Records from a collection of figures
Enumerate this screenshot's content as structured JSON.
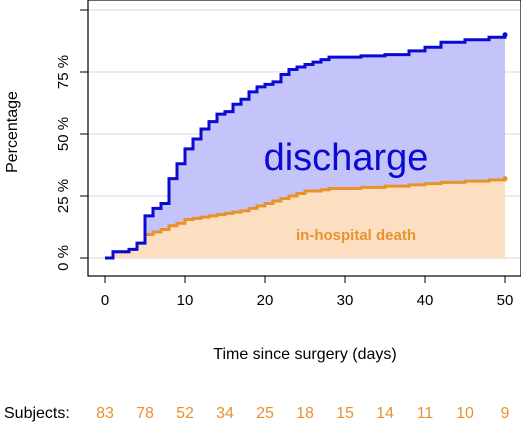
{
  "chart_data": {
    "type": "area",
    "xlabel": "Time since surgery (days)",
    "ylabel": "Percentage",
    "xlim": [
      0,
      50
    ],
    "ylim": [
      0,
      100
    ],
    "x_ticks": [
      0,
      10,
      20,
      30,
      40,
      50
    ],
    "y_ticks": [
      0,
      25,
      50,
      75
    ],
    "y_tick_labels": [
      "0 %",
      "25 %",
      "50 %",
      "75 %"
    ],
    "grid": true,
    "colors": {
      "discharge_line": "#0a0ad2",
      "discharge_fill": "#c4c4fa",
      "death_line": "#e8922e",
      "death_fill": "#fbdfc0",
      "grid": "#d9d9d9",
      "axis": "#000000"
    },
    "series": [
      {
        "name": "discharge",
        "label_style": "blue-large",
        "x": [
          0,
          1,
          3,
          4,
          5,
          6,
          7,
          8,
          9,
          10,
          11,
          12,
          13,
          14,
          15,
          16,
          17,
          18,
          19,
          20,
          21,
          22,
          23,
          24,
          25,
          26,
          27,
          28,
          30,
          32,
          35,
          38,
          40,
          42,
          45,
          48,
          50
        ],
        "y": [
          0,
          2.5,
          3.5,
          6,
          17,
          20,
          22,
          32,
          38,
          44,
          48,
          52,
          55,
          58,
          59,
          62,
          64,
          67,
          69,
          70,
          71,
          74,
          76,
          77,
          78,
          79,
          80,
          81,
          81,
          81.5,
          82,
          83.5,
          85,
          87,
          88,
          89,
          90
        ]
      },
      {
        "name": "in-hospital death",
        "label_style": "orange-bold",
        "x": [
          0,
          1,
          3,
          4,
          5,
          6,
          7,
          8,
          9,
          10,
          11,
          12,
          13,
          14,
          15,
          16,
          17,
          18,
          19,
          20,
          21,
          22,
          23,
          24,
          25,
          27,
          28,
          30,
          32,
          35,
          38,
          40,
          42,
          45,
          48,
          50
        ],
        "y": [
          0,
          2.5,
          3.5,
          6,
          9.5,
          10.5,
          11.5,
          13,
          14,
          15.5,
          16,
          16.5,
          17,
          17.5,
          18,
          18.5,
          19,
          20,
          21,
          22,
          23,
          24,
          25,
          26,
          27,
          27.5,
          28,
          28,
          28.5,
          29,
          29.5,
          30,
          30.5,
          31,
          31.5,
          32
        ]
      }
    ],
    "subjects": {
      "label": "Subjects:",
      "counts": [
        "83",
        "78",
        "52",
        "34",
        "25",
        "18",
        "15",
        "14",
        "11",
        "10",
        "9"
      ]
    }
  }
}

DIRECTIONS FOR THIS TASK
Repeat every record precisely. Any picture among them stays out of the copy.

REPLY
Enumerate this screenshot's content as structured JSON.
{
  "chart_data": {
    "type": "area",
    "xlabel": "Time since surgery (days)",
    "ylabel": "Percentage",
    "xlim": [
      0,
      50
    ],
    "ylim": [
      0,
      100
    ],
    "x_ticks": [
      0,
      10,
      20,
      30,
      40,
      50
    ],
    "y_ticks": [
      0,
      25,
      50,
      75
    ],
    "y_tick_labels": [
      "0 %",
      "25 %",
      "50 %",
      "75 %"
    ],
    "grid": true,
    "colors": {
      "discharge_line": "#0a0ad2",
      "discharge_fill": "#c4c4fa",
      "death_line": "#e8922e",
      "death_fill": "#fbdfc0",
      "grid": "#d9d9d9",
      "axis": "#000000"
    },
    "series": [
      {
        "name": "discharge",
        "label_style": "blue-large",
        "x": [
          0,
          1,
          3,
          4,
          5,
          6,
          7,
          8,
          9,
          10,
          11,
          12,
          13,
          14,
          15,
          16,
          17,
          18,
          19,
          20,
          21,
          22,
          23,
          24,
          25,
          26,
          27,
          28,
          30,
          32,
          35,
          38,
          40,
          42,
          45,
          48,
          50
        ],
        "y": [
          0,
          2.5,
          3.5,
          6,
          17,
          20,
          22,
          32,
          38,
          44,
          48,
          52,
          55,
          58,
          59,
          62,
          64,
          67,
          69,
          70,
          71,
          74,
          76,
          77,
          78,
          79,
          80,
          81,
          81,
          81.5,
          82,
          83.5,
          85,
          87,
          88,
          89,
          90
        ]
      },
      {
        "name": "in-hospital death",
        "label_style": "orange-bold",
        "x": [
          0,
          1,
          3,
          4,
          5,
          6,
          7,
          8,
          9,
          10,
          11,
          12,
          13,
          14,
          15,
          16,
          17,
          18,
          19,
          20,
          21,
          22,
          23,
          24,
          25,
          27,
          28,
          30,
          32,
          35,
          38,
          40,
          42,
          45,
          48,
          50
        ],
        "y": [
          0,
          2.5,
          3.5,
          6,
          9.5,
          10.5,
          11.5,
          13,
          14,
          15.5,
          16,
          16.5,
          17,
          17.5,
          18,
          18.5,
          19,
          20,
          21,
          22,
          23,
          24,
          25,
          26,
          27,
          27.5,
          28,
          28,
          28.5,
          29,
          29.5,
          30,
          30.5,
          31,
          31.5,
          32
        ]
      }
    ],
    "subjects": {
      "label": "Subjects:",
      "counts": [
        "83",
        "78",
        "52",
        "34",
        "25",
        "18",
        "15",
        "14",
        "11",
        "10",
        "9"
      ]
    }
  }
}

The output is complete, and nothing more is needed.